_TASK GOAL_
Work through the data line by line, gathering every line that has the word "heavily".

================================

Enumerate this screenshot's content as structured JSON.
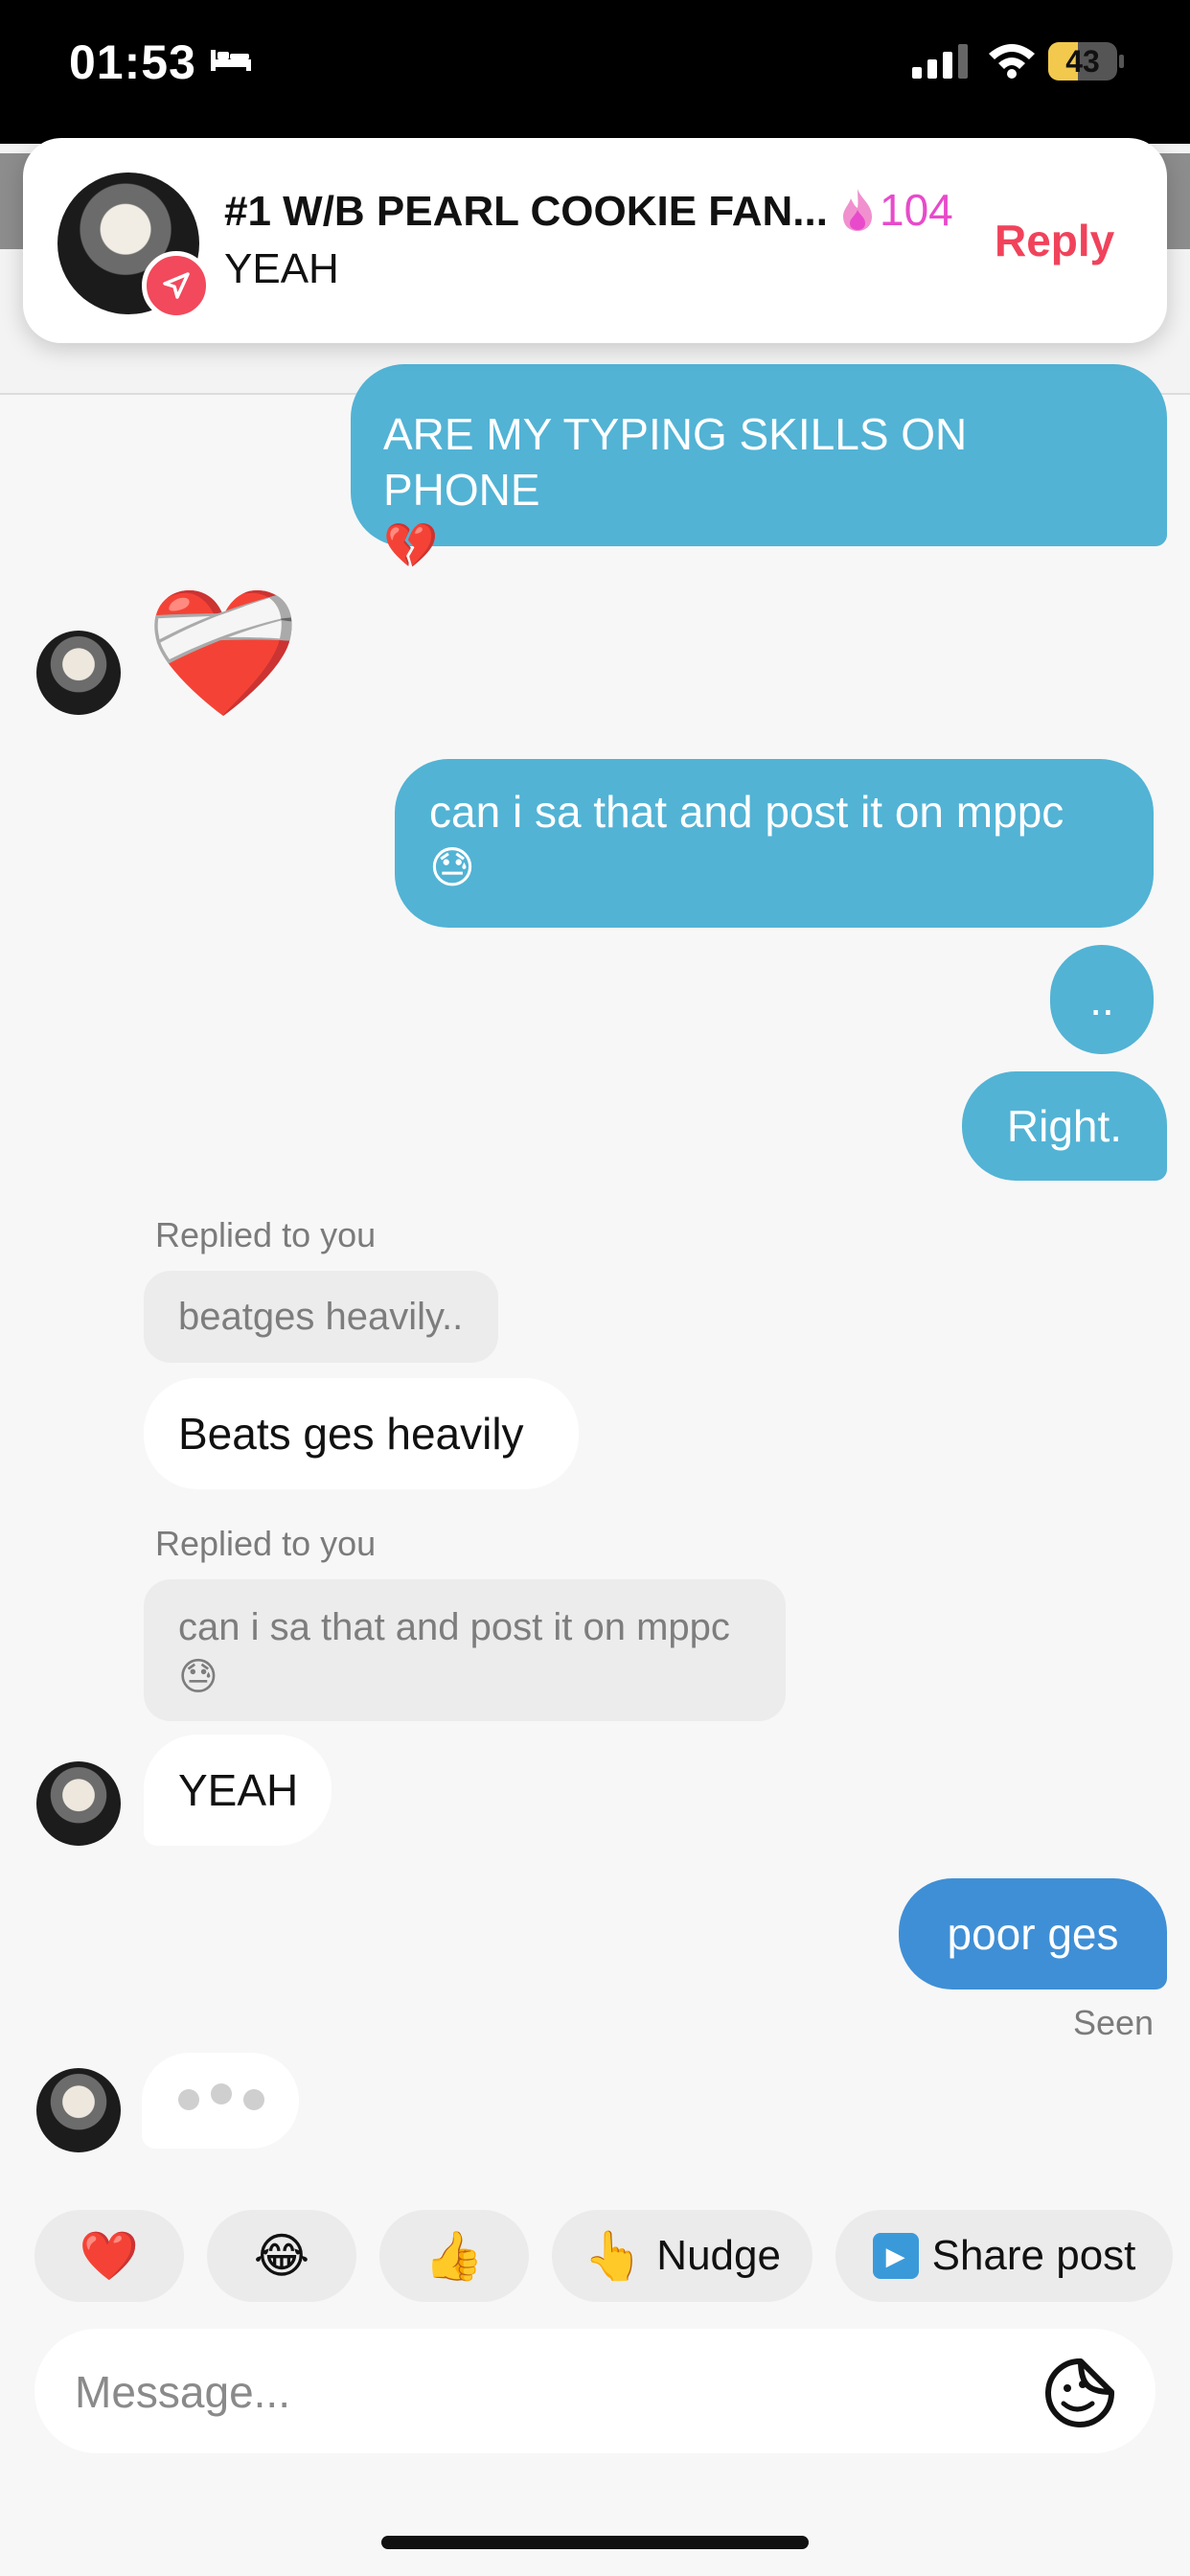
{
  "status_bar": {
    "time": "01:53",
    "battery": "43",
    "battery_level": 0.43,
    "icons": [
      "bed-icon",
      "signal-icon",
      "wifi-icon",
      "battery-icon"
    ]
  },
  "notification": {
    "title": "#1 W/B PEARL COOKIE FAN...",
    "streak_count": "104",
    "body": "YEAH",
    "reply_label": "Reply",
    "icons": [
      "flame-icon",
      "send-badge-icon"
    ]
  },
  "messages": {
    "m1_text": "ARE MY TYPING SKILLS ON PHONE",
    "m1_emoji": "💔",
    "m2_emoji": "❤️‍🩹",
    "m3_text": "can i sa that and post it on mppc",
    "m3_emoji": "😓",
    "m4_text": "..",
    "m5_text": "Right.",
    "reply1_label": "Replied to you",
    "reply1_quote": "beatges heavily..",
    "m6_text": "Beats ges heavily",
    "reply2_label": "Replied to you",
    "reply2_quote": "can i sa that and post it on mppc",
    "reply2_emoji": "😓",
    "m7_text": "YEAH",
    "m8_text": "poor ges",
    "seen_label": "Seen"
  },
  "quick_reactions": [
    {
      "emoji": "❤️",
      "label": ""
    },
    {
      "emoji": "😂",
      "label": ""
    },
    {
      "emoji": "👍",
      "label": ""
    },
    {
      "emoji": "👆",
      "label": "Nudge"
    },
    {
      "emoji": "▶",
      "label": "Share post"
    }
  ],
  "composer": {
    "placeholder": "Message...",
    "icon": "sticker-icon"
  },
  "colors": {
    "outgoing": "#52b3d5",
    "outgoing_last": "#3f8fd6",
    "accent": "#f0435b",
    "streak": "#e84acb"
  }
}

================================

_TASK OUTPUT_
    "reply1_quote": "beatges heavily..",
    "m6_text": "Beats ges heavily",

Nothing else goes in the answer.